Copy every line that mentions the word "through".

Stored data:

----------

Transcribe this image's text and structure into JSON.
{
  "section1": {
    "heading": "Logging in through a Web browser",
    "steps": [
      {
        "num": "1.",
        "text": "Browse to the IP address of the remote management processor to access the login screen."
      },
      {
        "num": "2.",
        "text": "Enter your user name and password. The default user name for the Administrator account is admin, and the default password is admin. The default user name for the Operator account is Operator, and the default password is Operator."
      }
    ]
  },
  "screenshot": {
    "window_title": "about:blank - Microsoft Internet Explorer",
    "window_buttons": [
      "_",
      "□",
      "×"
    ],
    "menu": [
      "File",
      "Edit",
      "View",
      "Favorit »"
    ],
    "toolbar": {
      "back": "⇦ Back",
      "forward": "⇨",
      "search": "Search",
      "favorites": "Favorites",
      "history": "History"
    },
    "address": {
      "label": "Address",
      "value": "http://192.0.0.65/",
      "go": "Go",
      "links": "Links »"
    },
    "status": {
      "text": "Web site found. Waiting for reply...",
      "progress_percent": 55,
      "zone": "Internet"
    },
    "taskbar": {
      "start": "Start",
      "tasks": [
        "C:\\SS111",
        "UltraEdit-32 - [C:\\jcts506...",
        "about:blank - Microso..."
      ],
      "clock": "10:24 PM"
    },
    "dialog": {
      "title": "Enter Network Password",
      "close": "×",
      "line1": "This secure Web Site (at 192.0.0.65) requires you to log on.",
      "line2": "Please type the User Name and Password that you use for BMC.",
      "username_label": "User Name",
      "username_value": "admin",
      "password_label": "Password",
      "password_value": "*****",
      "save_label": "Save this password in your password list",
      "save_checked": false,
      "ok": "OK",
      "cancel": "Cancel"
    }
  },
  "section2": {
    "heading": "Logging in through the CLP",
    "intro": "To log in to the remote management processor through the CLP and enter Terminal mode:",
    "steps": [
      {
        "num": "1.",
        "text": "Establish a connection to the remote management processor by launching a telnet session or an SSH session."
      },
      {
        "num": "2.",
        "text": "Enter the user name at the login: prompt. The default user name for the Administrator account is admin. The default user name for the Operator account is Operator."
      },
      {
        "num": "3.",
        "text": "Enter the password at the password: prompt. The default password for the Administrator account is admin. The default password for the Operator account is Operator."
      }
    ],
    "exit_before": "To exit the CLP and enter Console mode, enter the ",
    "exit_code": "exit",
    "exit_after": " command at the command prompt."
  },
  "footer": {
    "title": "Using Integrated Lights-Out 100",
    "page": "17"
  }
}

----------

--- Written solution ---
    "heading": "Logging in through a Web browser",
    "heading": "Logging in through the CLP",
    "intro": "To log in to the remote management processor through the CLP and enter Terminal mode:",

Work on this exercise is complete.